**TO BE DONE:** Gather all lines from the material that contain "relationship".

**Records excerpted from a collection:**
** Begin **
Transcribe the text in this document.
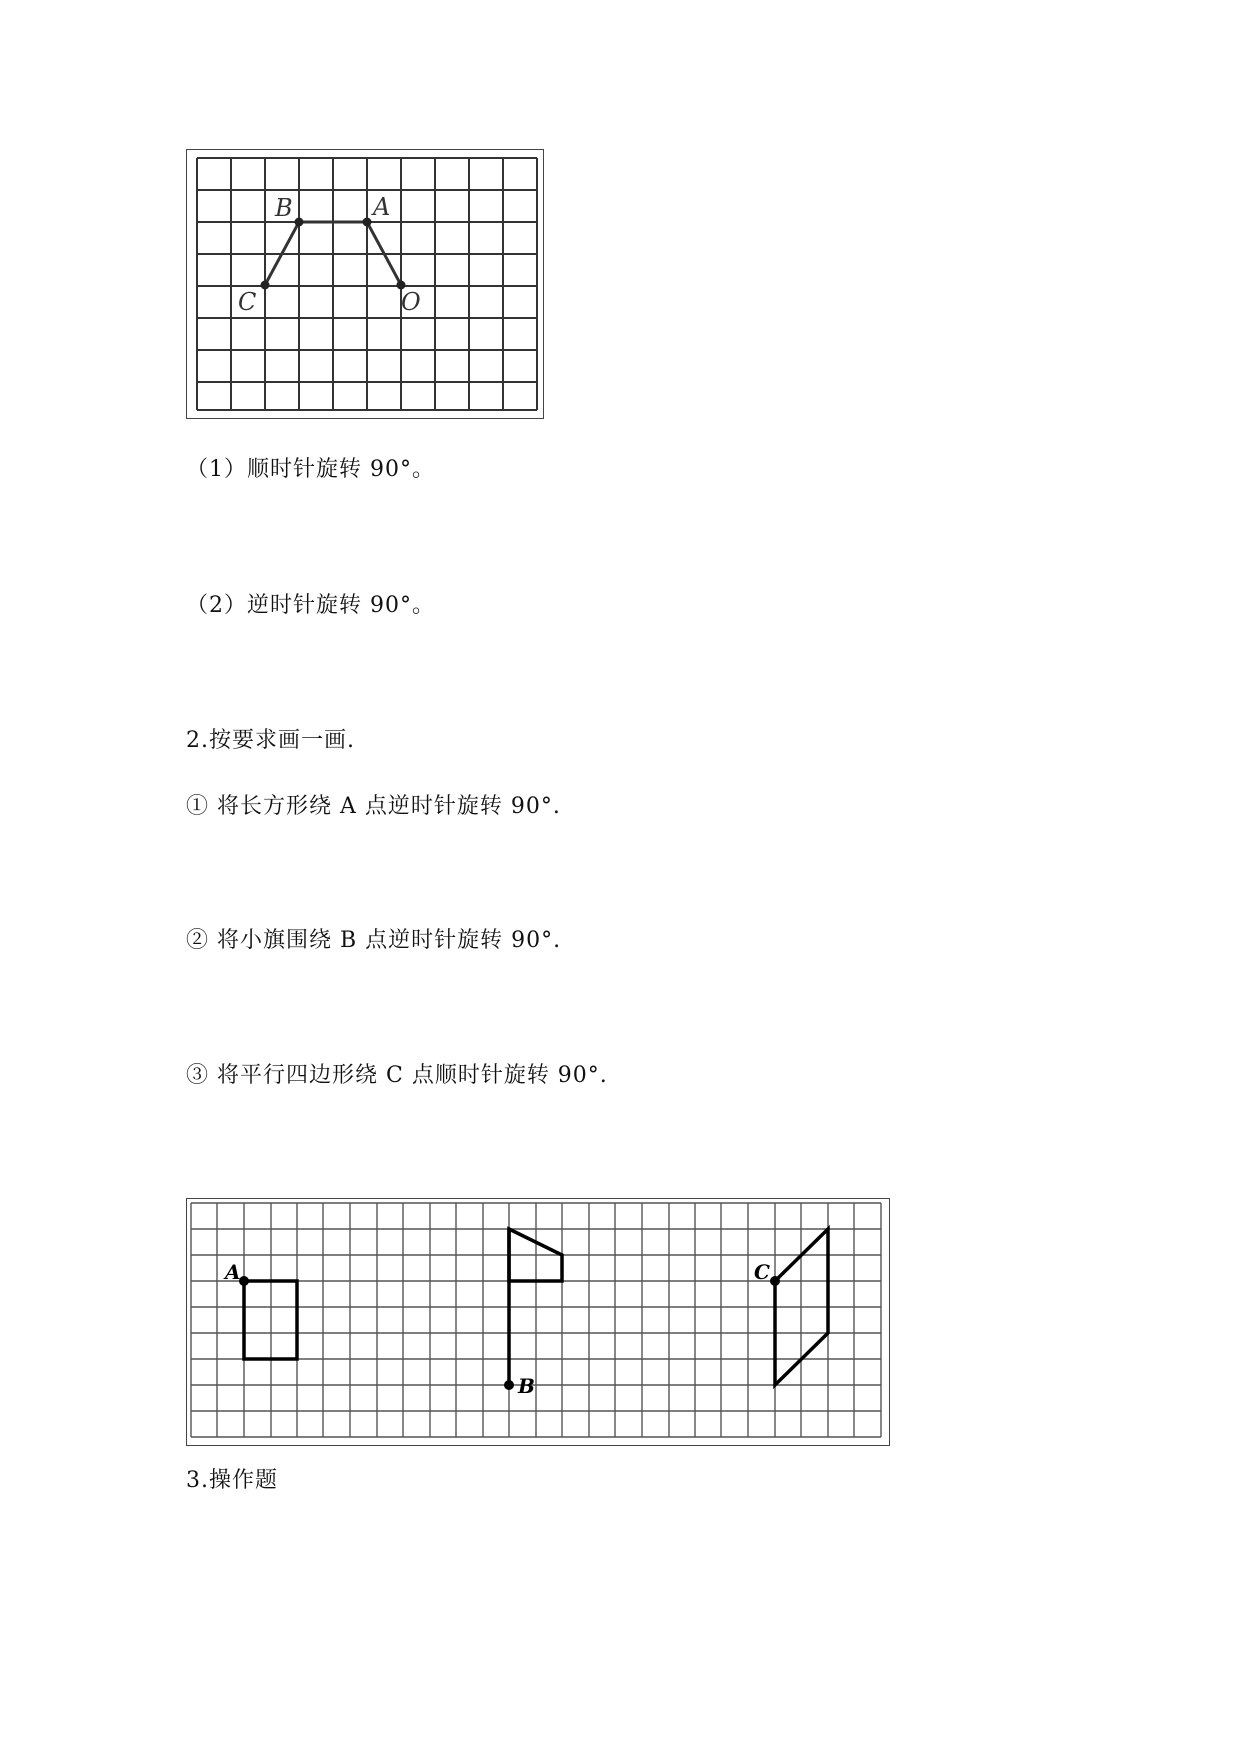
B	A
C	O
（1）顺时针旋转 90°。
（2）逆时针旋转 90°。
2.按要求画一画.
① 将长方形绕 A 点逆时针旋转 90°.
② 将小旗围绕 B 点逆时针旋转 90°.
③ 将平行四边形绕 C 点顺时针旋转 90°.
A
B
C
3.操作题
** End **
** Begin **
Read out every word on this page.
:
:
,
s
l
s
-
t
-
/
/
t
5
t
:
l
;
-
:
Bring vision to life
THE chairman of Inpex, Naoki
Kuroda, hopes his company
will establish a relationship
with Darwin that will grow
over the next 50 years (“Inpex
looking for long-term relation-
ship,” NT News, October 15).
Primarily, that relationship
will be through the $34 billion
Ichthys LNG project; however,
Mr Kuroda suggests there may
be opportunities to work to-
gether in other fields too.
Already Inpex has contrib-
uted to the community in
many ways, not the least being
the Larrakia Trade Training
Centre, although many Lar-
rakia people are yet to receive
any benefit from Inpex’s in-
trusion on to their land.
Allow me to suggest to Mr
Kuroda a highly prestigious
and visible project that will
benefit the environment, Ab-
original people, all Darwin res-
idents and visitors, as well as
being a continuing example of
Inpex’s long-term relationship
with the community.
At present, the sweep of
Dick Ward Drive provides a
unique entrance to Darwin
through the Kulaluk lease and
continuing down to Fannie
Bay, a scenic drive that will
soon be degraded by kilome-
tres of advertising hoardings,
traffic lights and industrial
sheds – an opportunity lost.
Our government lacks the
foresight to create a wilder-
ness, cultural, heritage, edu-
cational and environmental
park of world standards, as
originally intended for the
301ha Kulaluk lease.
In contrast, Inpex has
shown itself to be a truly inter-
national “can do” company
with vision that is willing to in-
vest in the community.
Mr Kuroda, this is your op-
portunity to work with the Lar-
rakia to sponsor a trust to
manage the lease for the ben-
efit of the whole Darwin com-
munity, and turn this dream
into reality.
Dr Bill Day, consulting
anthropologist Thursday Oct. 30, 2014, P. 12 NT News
** End **
** Begin **
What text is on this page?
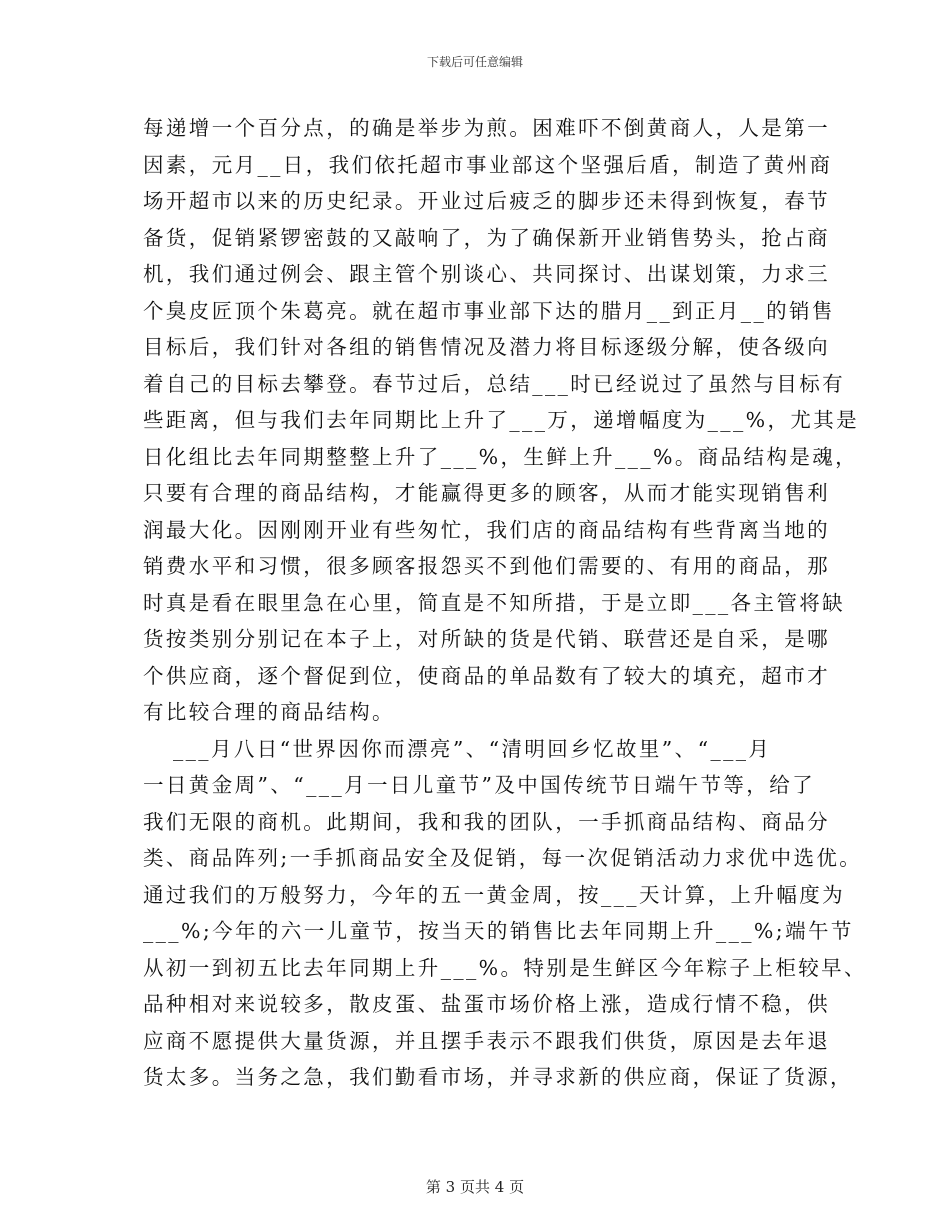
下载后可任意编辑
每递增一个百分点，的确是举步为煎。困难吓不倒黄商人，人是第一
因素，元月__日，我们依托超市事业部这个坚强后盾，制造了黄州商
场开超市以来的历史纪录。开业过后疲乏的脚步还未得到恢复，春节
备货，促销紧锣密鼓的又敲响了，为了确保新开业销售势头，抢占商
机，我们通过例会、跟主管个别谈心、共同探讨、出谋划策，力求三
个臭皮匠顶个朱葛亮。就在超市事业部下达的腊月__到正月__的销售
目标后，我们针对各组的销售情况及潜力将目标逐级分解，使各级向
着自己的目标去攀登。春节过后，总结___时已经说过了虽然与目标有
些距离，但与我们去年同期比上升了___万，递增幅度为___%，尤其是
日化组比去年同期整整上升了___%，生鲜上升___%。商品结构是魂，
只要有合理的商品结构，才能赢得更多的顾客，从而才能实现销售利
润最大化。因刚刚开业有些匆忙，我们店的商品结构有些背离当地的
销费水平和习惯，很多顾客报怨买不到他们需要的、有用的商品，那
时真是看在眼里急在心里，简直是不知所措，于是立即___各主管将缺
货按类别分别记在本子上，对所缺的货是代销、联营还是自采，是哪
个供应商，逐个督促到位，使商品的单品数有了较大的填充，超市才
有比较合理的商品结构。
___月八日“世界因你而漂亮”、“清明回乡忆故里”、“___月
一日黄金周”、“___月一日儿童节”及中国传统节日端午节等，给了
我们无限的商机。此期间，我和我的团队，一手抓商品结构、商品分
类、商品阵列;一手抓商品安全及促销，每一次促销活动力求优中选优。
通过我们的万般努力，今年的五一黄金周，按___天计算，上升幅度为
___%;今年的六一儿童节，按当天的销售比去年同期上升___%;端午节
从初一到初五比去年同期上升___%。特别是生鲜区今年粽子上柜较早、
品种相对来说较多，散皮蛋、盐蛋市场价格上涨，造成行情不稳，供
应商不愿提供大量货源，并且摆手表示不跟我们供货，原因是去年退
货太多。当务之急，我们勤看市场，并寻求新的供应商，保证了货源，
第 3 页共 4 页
** End **
**OUTPUT OF THE EXERCISE:**
will establish a relationship
Primarily, that relationship
Inpex’s long-term relationship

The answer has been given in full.